* Work to do
Which cannabis stocks does the passage below on short selling in the cannabis sector name, and with what ticker symbol is each one given?

* Quoted text
While there was plenty of good news driving MJ and its components higher for part of last week, data confirm that traders remain heavily short cannabis stocks, such as Canopy Growth (NYSE:CGC), Aurora Cannabis Inc. (NYSE:ACB), Tilray Inc. (NASDAQ:TLRY) and Cronos Group (NASDAQ:CRON).
“With the cannabis sector rallying in 2018, short sellers have added almost $1.4 billion of exposure since mid-year, hoping for a reversal in what they believe to be an over-heated and over-valued sector,” according to S3 Partners. “Short interest is now $3.35 billion in the 141 securities we track in our cannabis basket. While short interest in the sector continues to grow in 2018, exposure is very extremely concentrated, with 94% of the short interest in only 10 securities.”
Why It's Important
The $710.47 million MJ tracks the Prime Alternative Harvest Index. The four aforementioned stocks are MJ's top four holdings, combining for roughly 31 percent of the fund's weight. Forty stocks are found on the ETF's roster.
While shorting cannabis stocks can be rewarding, it's far from an inexpensive, low-risk endeavor.
“While short selling and timing the cannabis market may be a profitable endeavor, there is a steep cost to enter the trade. Overall stock borrow costs are very high, with the average stock borrow fee in the sector being 13.44% fee and short sellers spending nearly $1.3 million per day in stock borrow financing costs,” according to S3.
Barring a lengthy rally by marijuana stocks, it's likely some traders will continue tempting fate and approaching the sector from the short side.
“We should expect short selling in the cannabis sector to continue to grow, providing a slight counterbalance to the long buying frenzy and also providing trading liquidity in some of the less broadly traded securities,” said S3.

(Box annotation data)
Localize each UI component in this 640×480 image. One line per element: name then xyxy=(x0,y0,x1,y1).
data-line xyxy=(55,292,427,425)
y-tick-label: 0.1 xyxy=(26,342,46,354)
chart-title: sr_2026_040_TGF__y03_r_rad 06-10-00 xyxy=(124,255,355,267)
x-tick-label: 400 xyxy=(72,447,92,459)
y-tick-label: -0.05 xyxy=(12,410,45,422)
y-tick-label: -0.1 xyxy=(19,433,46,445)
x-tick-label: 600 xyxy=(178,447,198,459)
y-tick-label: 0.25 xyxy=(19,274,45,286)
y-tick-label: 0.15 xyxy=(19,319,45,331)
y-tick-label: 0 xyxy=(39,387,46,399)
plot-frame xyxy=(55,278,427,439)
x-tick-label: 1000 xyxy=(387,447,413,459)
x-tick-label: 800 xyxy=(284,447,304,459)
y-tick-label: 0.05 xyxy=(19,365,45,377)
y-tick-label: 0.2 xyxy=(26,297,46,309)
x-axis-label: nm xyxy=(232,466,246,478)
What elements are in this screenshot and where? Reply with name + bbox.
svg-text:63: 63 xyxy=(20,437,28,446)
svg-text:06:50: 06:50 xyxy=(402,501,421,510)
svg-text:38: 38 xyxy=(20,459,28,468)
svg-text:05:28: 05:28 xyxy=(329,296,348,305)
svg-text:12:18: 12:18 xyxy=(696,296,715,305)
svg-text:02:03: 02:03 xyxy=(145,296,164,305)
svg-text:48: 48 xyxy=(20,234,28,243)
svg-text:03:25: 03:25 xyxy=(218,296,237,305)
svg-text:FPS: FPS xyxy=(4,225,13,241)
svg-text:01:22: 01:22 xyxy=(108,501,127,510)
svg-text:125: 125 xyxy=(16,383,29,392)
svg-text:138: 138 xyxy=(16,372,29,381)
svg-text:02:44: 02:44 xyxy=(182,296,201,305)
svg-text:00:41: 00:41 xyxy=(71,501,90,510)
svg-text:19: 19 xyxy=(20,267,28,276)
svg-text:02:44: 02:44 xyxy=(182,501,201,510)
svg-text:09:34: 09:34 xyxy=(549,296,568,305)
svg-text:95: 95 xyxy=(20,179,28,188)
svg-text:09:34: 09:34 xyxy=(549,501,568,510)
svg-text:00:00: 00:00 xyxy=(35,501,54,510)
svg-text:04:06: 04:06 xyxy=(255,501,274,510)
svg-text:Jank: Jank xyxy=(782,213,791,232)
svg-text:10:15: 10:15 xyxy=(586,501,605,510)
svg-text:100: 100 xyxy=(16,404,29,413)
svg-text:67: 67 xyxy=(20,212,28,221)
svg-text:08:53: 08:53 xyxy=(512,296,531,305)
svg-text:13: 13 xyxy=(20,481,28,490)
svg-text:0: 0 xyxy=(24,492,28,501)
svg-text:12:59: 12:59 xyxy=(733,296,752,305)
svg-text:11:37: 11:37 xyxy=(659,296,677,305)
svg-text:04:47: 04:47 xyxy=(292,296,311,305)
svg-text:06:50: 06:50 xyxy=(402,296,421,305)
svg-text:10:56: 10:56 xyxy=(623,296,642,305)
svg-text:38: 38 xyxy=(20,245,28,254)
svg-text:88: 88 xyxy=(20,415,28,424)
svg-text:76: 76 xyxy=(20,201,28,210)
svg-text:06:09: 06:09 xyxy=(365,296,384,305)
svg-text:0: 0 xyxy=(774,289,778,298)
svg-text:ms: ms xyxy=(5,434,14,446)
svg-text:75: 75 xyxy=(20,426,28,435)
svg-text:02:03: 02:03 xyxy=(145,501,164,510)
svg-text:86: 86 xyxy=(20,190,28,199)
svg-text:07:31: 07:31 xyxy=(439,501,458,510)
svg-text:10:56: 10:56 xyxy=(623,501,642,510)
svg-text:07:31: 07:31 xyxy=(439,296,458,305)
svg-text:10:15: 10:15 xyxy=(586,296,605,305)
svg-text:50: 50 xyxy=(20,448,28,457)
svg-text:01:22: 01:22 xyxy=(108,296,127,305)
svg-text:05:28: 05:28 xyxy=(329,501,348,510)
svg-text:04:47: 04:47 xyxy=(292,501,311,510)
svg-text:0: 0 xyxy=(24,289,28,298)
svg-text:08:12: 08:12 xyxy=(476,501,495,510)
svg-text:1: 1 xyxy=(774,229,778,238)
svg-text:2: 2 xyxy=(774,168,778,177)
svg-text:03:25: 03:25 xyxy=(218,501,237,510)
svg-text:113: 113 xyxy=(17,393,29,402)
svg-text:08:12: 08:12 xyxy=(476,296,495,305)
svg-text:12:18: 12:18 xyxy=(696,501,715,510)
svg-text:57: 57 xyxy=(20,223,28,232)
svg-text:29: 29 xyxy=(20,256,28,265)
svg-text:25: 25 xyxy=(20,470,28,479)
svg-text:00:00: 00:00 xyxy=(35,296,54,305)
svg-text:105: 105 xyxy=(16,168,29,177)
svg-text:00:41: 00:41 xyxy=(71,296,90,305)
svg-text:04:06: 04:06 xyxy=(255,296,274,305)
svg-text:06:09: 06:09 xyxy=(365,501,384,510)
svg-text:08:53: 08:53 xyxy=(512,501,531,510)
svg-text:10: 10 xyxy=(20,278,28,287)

* Complete answer
Canopy Growth (NYSE:CGC)
Aurora Cannabis Inc. (NYSE:ACB)
Tilray Inc. (NASDAQ:TLRY)
Cronos Group (NASDAQ:CRON)